What the exercise asks —
Below is a listing; write it out exactly and drop any images from it.

Available records —

* START *

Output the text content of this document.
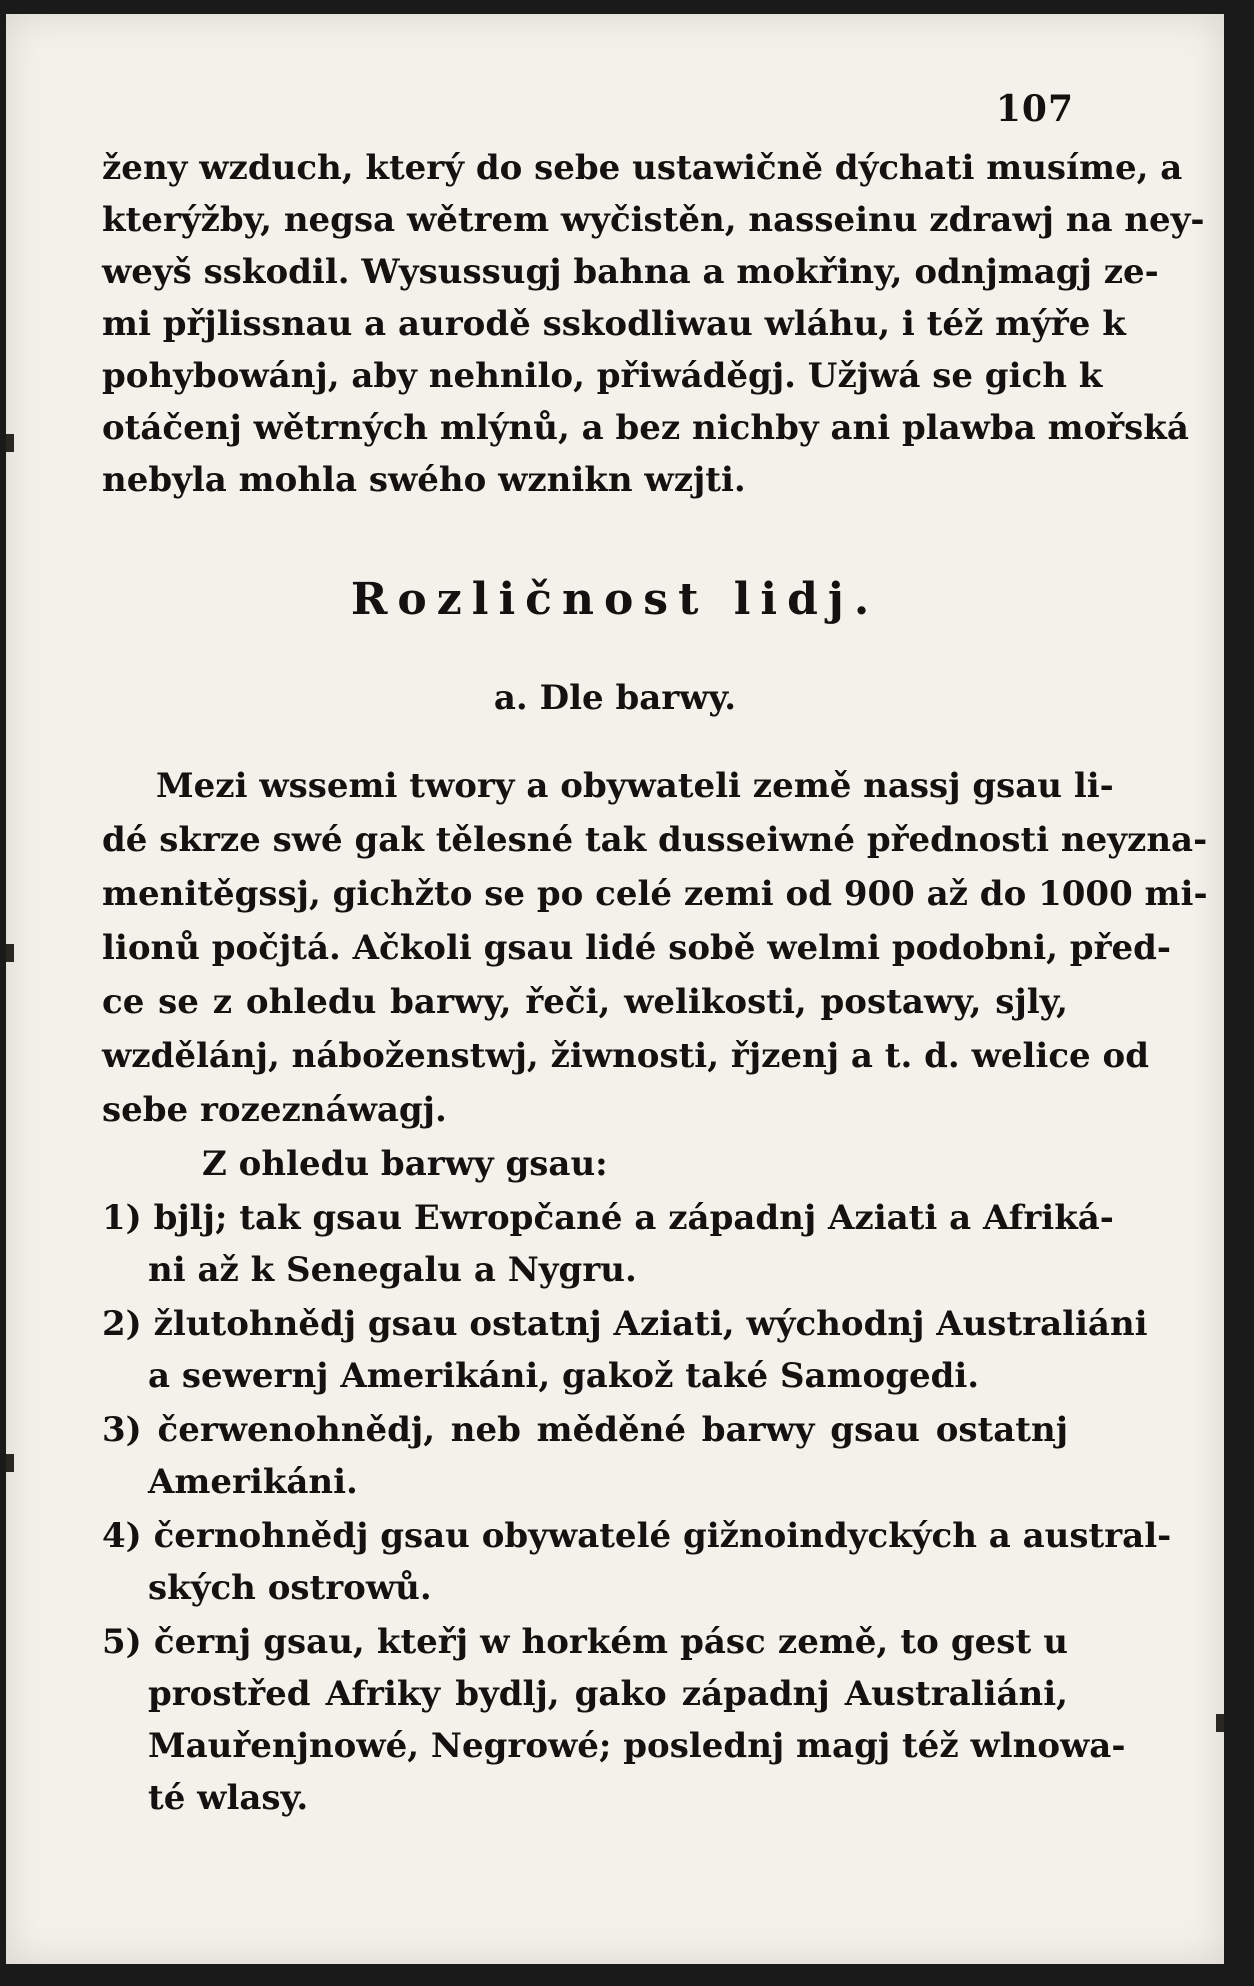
107
ženy wzduch, který do sebe ustawičně dýchati musíme, a
kterýžby, negsa wětrem wyčistěn, nasseinu zdrawj na ney-
weyš sskodil. Wysussugj bahna a mokřiny, odnjmagj ze-
mi přjlissnau a aurodě sskodliwau wláhu, i též mýře k
pohybowánj, aby nehnilo, přiwáděgj. Užjwá se gich k
otáčenj wětrných mlýnů, a bez nichby ani plawba mořská
nebyla mohla swého wznikn wzjti.
Rozličnost lidj.
a. Dle barwy.
Mezi wssemi twory a obywateli země nassj gsau li-
dé skrze swé gak tělesné tak dusseiwné přednosti neyzna-
menitěgssj, gichžto se po celé zemi od 900 až do 1000 mi-
lionů počjtá. Ačkoli gsau lidé sobě welmi podobni, před-
ce se z ohledu barwy, řeči, welikosti, postawy, sjly,
wzdělánj, náboženstwj, žiwnosti, řjzenj a t. d. welice od
sebe rozeznáwagj.
Z ohledu barwy gsau:
1) bjlj; tak gsau Ewropčané a západnj Aziati a Afriká-
ni až k Senegalu a Nygru.
2) žlutohnědj gsau ostatnj Aziati, wýchodnj Australiáni
a sewernj Amerikáni, gakož také Samogedi.
3) čerwenohnědj, neb měděné barwy gsau ostatnj
Amerikáni.
4) černohnědj gsau obywatelé gižnoindyckých a austral-
ských ostrowů.
5) černj gsau, kteřj w horkém pásc země, to gest u
prostřed Afriky bydlj, gako západnj Australiáni,
Mauřenjnowé, Negrowé; poslednj magj též wlnowa-
té wlasy.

* END *

Full response —
Output the text content of this document.
107
ženy wzduch, který do sebe ustawičně dýchati musíme, a
kterýžby, negsa wětrem wyčistěn, nasseinu zdrawj na ney-
weyš sskodil. Wysussugj bahna a mokřiny, odnjmagj ze-
mi přjlissnau a aurodě sskodliwau wláhu, i též mýře k
pohybowánj, aby nehnilo, přiwáděgj. Užjwá se gich k
otáčenj wětrných mlýnů, a bez nichby ani plawba mořská
nebyla mohla swého wznikn wzjti.
Rozličnost lidj.
a. Dle barwy.
Mezi wssemi twory a obywateli země nassj gsau li-
dé skrze swé gak tělesné tak dusseiwné přednosti neyzna-
menitěgssj, gichžto se po celé zemi od 900 až do 1000 mi-
lionů počjtá. Ačkoli gsau lidé sobě welmi podobni, před-
ce se z ohledu barwy, řeči, welikosti, postawy, sjly,
wzdělánj, náboženstwj, žiwnosti, řjzenj a t. d. welice od
sebe rozeznáwagj.
Z ohledu barwy gsau:
1) bjlj; tak gsau Ewropčané a západnj Aziati a Afriká-
ni až k Senegalu a Nygru.
2) žlutohnědj gsau ostatnj Aziati, wýchodnj Australiáni
a sewernj Amerikáni, gakož také Samogedi.
3) čerwenohnědj, neb měděné barwy gsau ostatnj
Amerikáni.
4) černohnědj gsau obywatelé gižnoindyckých a austral-
ských ostrowů.
5) černj gsau, kteřj w horkém pásc země, to gest u
prostřed Afriky bydlj, gako západnj Australiáni,
Mauřenjnowé, Negrowé; poslednj magj též wlnowa-
té wlasy.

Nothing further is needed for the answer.